— Begin Provided material —

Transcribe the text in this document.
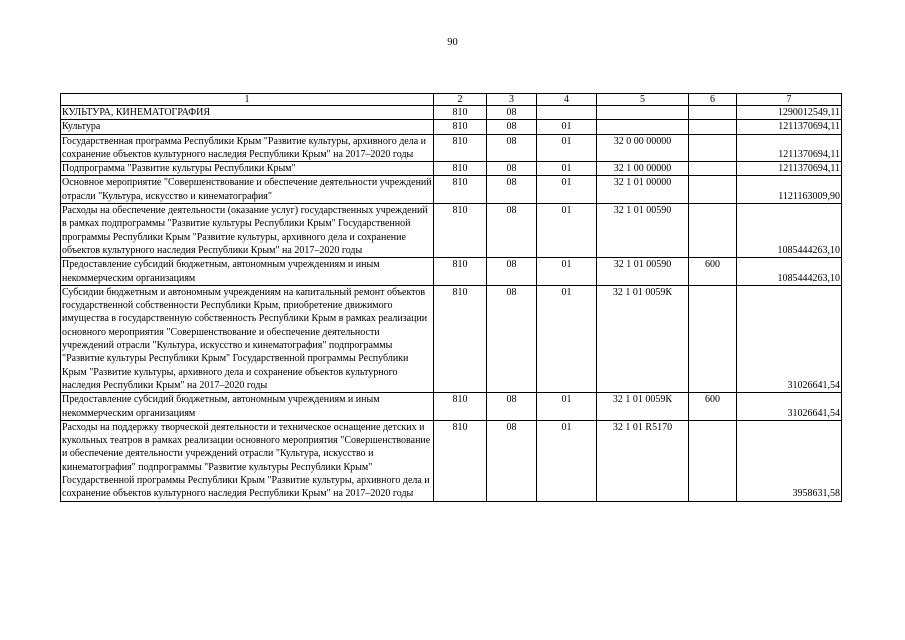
90
1	2	3	4	5	6	7
КУЛЬТУРА, КИНЕМАТОГРАФИЯ	810	08				1290012549,11
Культура	810	08	01			1211370694,11
Государственная программа Республики Крым "Развитие культуры, архивного дела и сохранение объектов культурного наследия Республики Крым" на 2017–2020 годы	810	08	01	32 0 00 00000		1211370694,11
Подпрограмма "Развитие культуры Республики Крым"	810	08	01	32 1 00 00000		1211370694,11
Основное мероприятие "Совершенствование и обеспечение деятельности учреждений отрасли "Культура, искусство и кинематография"	810	08	01	32 1 01 00000		1121163009,90
Расходы на обеспечение деятельности (оказание услуг) государственных учреждений в рамках подпрограммы "Развитие культуры Республики Крым" Государственной программы Республики Крым "Развитие культуры, архивного дела и сохранение объектов культурного наследия Республики Крым" на 2017–2020 годы	810	08	01	32 1 01 00590		1085444263,10
Предоставление субсидий бюджетным, автономным учреждениям и иным некоммерческим организациям	810	08	01	32 1 01 00590	600	1085444263,10
Субсидии бюджетным и автономным учреждениям на капитальный ремонт объектов государственной собственности Республики Крым, приобретение движимого имущества в государственную собственность Республики Крым в рамках реализации основного мероприятия "Совершенствование и обеспечение деятельности учреждений отрасли "Культура, искусство и кинематография" подпрограммы "Развитие культуры Республики Крым" Государственной программы Республики Крым "Развитие культуры, архивного дела и сохранение объектов культурного наследия Республики Крым" на 2017–2020 годы	810	08	01	32 1 01 0059К		31026641,54
Предоставление субсидий бюджетным, автономным учреждениям и иным некоммерческим организациям	810	08	01	32 1 01 0059К	600	31026641,54
Расходы на поддержку творческой деятельности и техническое оснащение детских и кукольных театров в рамках реализации основного мероприятия "Совершенствование и обеспечение деятельности учреждений отрасли "Культура, искусство и кинематография" подпрограммы "Развитие культуры Республики Крым" Государственной программы Республики Крым "Развитие культуры, архивного дела и сохранение объектов культурного наследия Республики Крым" на 2017–2020 годы	810	08	01	32 1 01 R5170		3958631,58
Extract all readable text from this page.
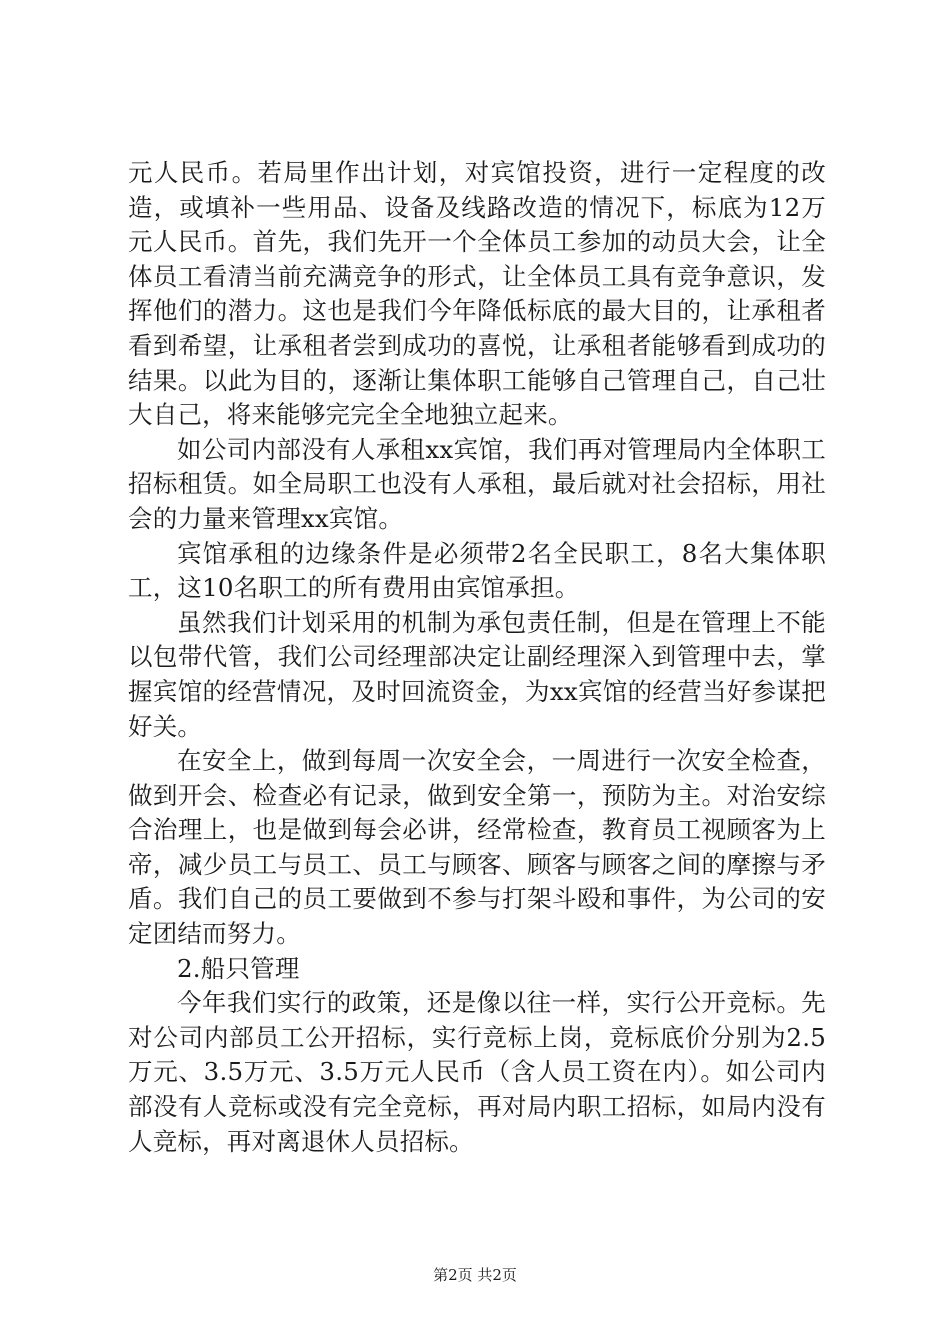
元人民币。若局里作出计划，对宾馆投资，进行一定程度的改造，或填补一些用品、设备及线路改造的情况下，标底为12万元人民币。首先，我们先开一个全体员工参加的动员大会，让全体员工看清当前充满竞争的形式，让全体员工具有竞争意识，发挥他们的潜力。这也是我们今年降低标底的最大目的，让承租者看到希望，让承租者尝到成功的喜悦，让承租者能够看到成功的结果。以此为目的，逐渐让集体职工能够自己管理自己，自己壮大自己，将来能够完完全全地独立起来。

如公司内部没有人承租xx宾馆，我们再对管理局内全体职工招标租赁。如全局职工也没有人承租，最后就对社会招标，用社会的力量来管理xx宾馆。

宾馆承租的边缘条件是必须带2名全民职工，8名大集体职工，这10名职工的所有费用由宾馆承担。

虽然我们计划采用的机制为承包责任制，但是在管理上不能以包带代管，我们公司经理部决定让副经理深入到管理中去，掌握宾馆的经营情况，及时回流资金，为xx宾馆的经营当好参谋把好关。

在安全上，做到每周一次安全会，一周进行一次安全检查，做到开会、检查必有记录，做到安全第一，预防为主。对治安综合治理上，也是做到每会必讲，经常检查，教育员工视顾客为上帝，减少员工与员工、员工与顾客、顾客与顾客之间的摩擦与矛盾。我们自己的员工要做到不参与打架斗殴和事件，为公司的安定团结而努力。

2.船只管理

今年我们实行的政策，还是像以往一样，实行公开竞标。先对公司内部员工公开招标，实行竞标上岗，竞标底价分别为2.5万元、3.5万元、3.5万元人民币（含人员工资在内）。如公司内部没有人竞标或没有完全竞标，再对局内职工招标，如局内没有人竞标，再对离退休人员招标。

第2页 共2页
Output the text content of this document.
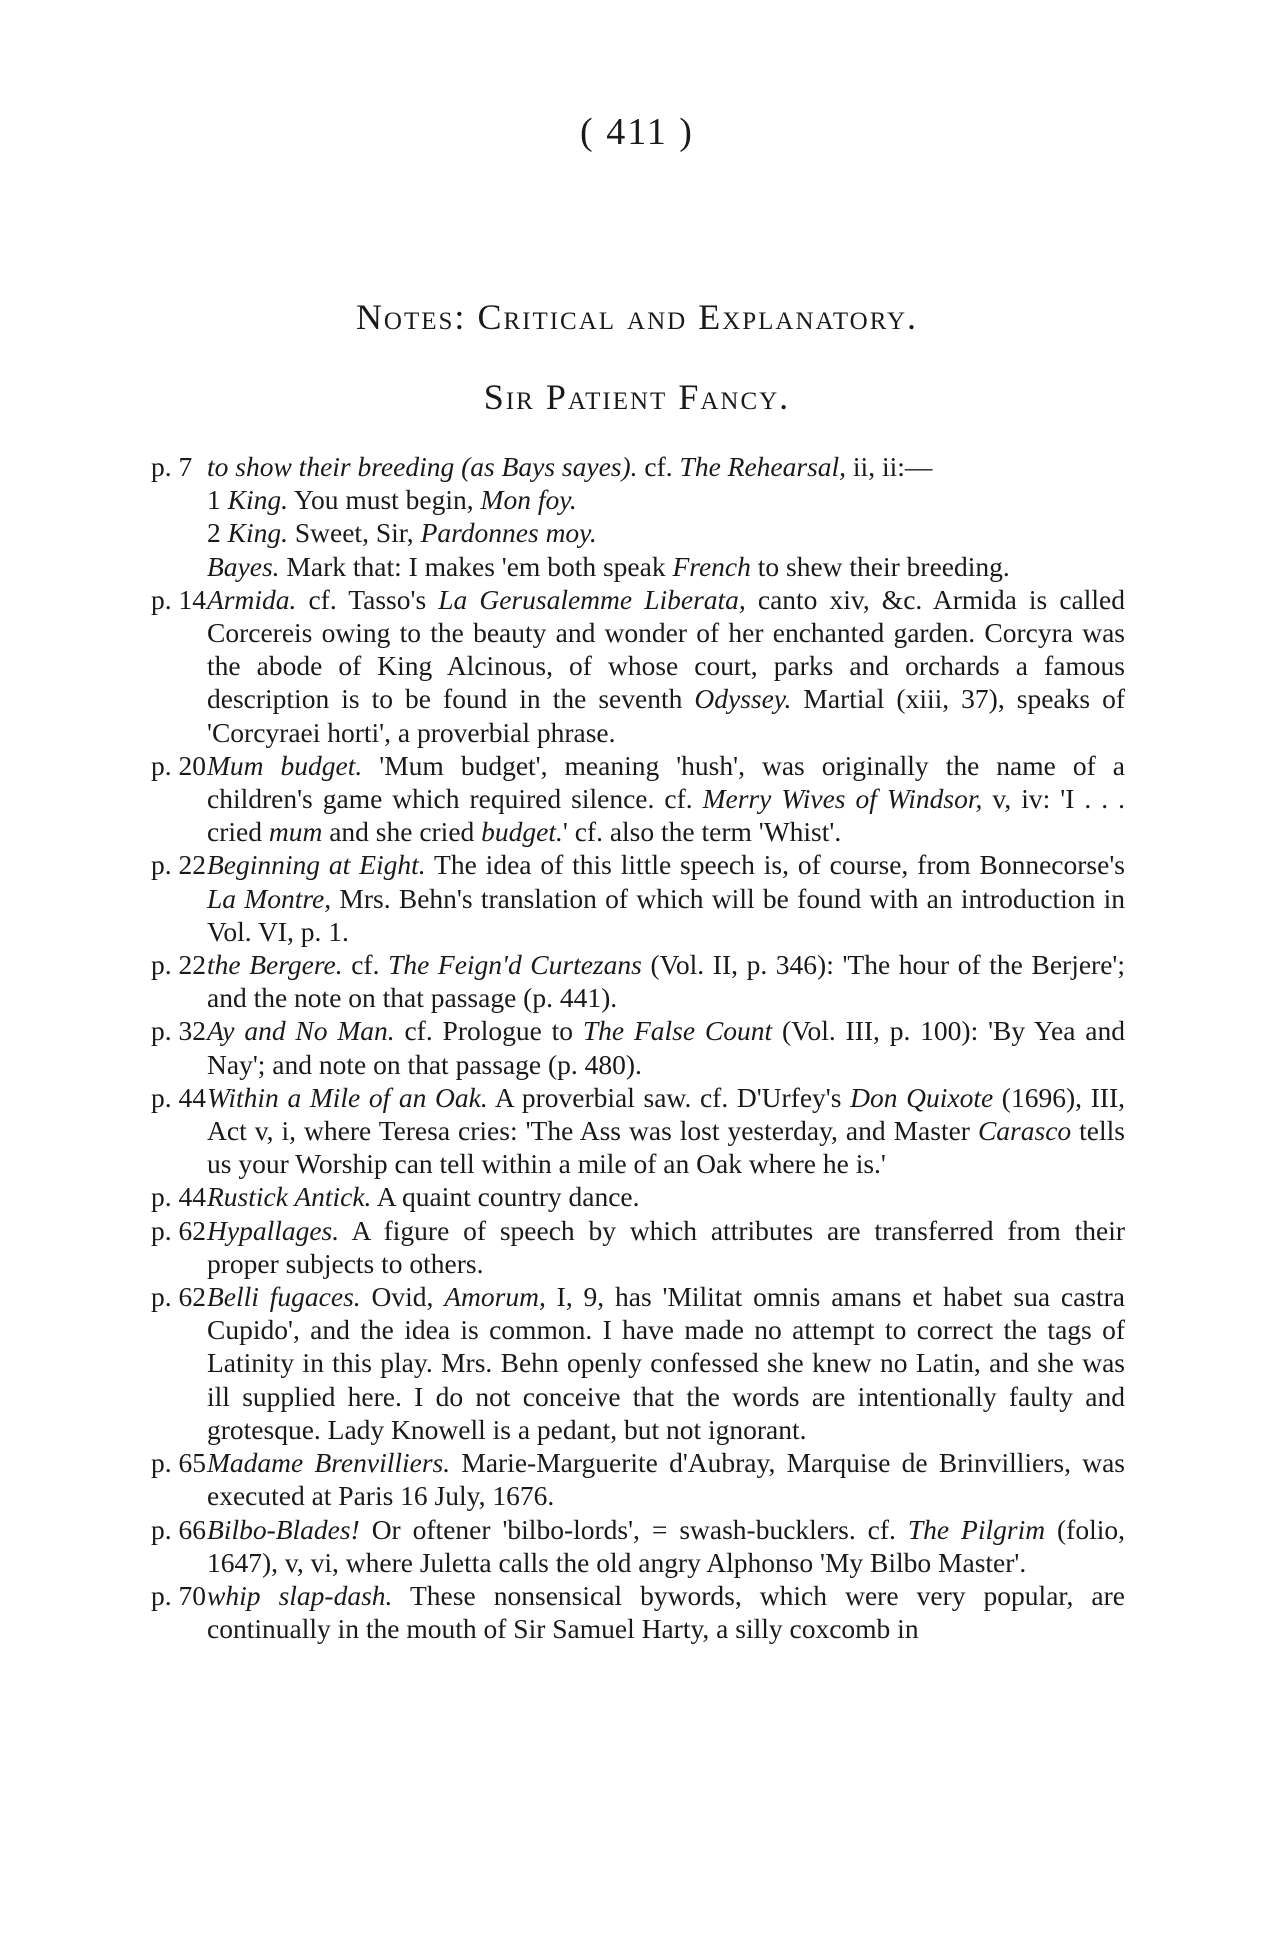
( 411 )
Notes: Critical and Explanatory.
Sir Patient Fancy.
p. 7 to show their breeding (as Bays sayes). cf. The Rehearsal, ii, ii:—
1 King. You must begin, Mon foy.
2 King. Sweet, Sir, Pardonnes moy.
Bayes. Mark that: I makes 'em both speak French to shew their breeding.
p. 14 Armida. cf. Tasso's La Gerusalemme Liberata, canto xiv, &c. Armida is called Corcereis owing to the beauty and wonder of her enchanted garden. Corcyra was the abode of King Alcinous, of whose court, parks and orchards a famous description is to be found in the seventh Odyssey. Martial (xiii, 37), speaks of 'Corcyraei horti', a proverbial phrase.
p. 20 Mum budget. 'Mum budget', meaning 'hush', was originally the name of a children's game which required silence. cf. Merry Wives of Windsor, v, iv: 'I . . . cried mum and she cried budget.' cf. also the term 'Whist'.
p. 22 Beginning at Eight. The idea of this little speech is, of course, from Bonnecorse's La Montre, Mrs. Behn's translation of which will be found with an introduction in Vol. VI, p. 1.
p. 22 the Bergere. cf. The Feign'd Curtezans (Vol. II, p. 346): 'The hour of the Berjere'; and the note on that passage (p. 441).
p. 32 Ay and No Man. cf. Prologue to The False Count (Vol. III, p. 100): 'By Yea and Nay'; and note on that passage (p. 480).
p. 44 Within a Mile of an Oak. A proverbial saw. cf. D'Urfey's Don Quixote (1696), III, Act v, i, where Teresa cries: 'The Ass was lost yesterday, and Master Carasco tells us your Worship can tell within a mile of an Oak where he is.'
p. 44 Rustick Antick. A quaint country dance.
p. 62 Hypallages. A figure of speech by which attributes are transferred from their proper subjects to others.
p. 62 Belli fugaces. Ovid, Amorum, I, 9, has 'Militat omnis amans et habet sua castra Cupido', and the idea is common. I have made no attempt to correct the tags of Latinity in this play. Mrs. Behn openly confessed she knew no Latin, and she was ill supplied here. I do not conceive that the words are intentionally faulty and grotesque. Lady Knowell is a pedant, but not ignorant.
p. 65 Madame Brenvilliers. Marie-Marguerite d'Aubray, Marquise de Brinvilliers, was executed at Paris 16 July, 1676.
p. 66 Bilbo-Blades! Or oftener 'bilbo-lords', = swash-bucklers. cf. The Pilgrim (folio, 1647), v, vi, where Juletta calls the old angry Alphonso 'My Bilbo Master'.
p. 70 whip slap-dash. These nonsensical bywords, which were very popular, are continually in the mouth of Sir Samuel Harty, a silly coxcomb in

— End Provided material —

== Written task ==
Copy in full each line that holds the word "подпрограммы".

== Final result ==
Расходы на обеспечение деятельности (оказание услуг) государственных учреждений в рамках подпрограммы "Развитие культуры Республики Крым" Государственной программы Республики Крым "Развитие культуры, архивного дела и сохранение объектов культурного наследия Республики Крым" на 2017–2020 годы	810	08	01	32 1 01 00590		1085444263,10
Субсидии бюджетным и автономным учреждениям на капитальный ремонт объектов государственной собственности Республики Крым, приобретение движимого имущества в государственную собственность Республики Крым в рамках реализации основного мероприятия "Совершенствование и обеспечение деятельности учреждений отрасли "Культура, искусство и кинематография" подпрограммы "Развитие культуры Республики Крым" Государственной программы Республики Крым "Развитие культуры, архивного дела и сохранение объектов культурного наследия Республики Крым" на 2017–2020 годы	810	08	01	32 1 01 0059К		31026641,54
Расходы на поддержку творческой деятельности и техническое оснащение детских и кукольных театров в рамках реализации основного мероприятия "Совершенствование и обеспечение деятельности учреждений отрасли "Культура, искусство и кинематография" подпрограммы "Развитие культуры Республики Крым" Государственной программы Республики Крым "Развитие культуры, архивного дела и сохранение объектов культурного наследия Республики Крым" на 2017–2020 годы	810	08	01	32 1 01 R5170		3958631,58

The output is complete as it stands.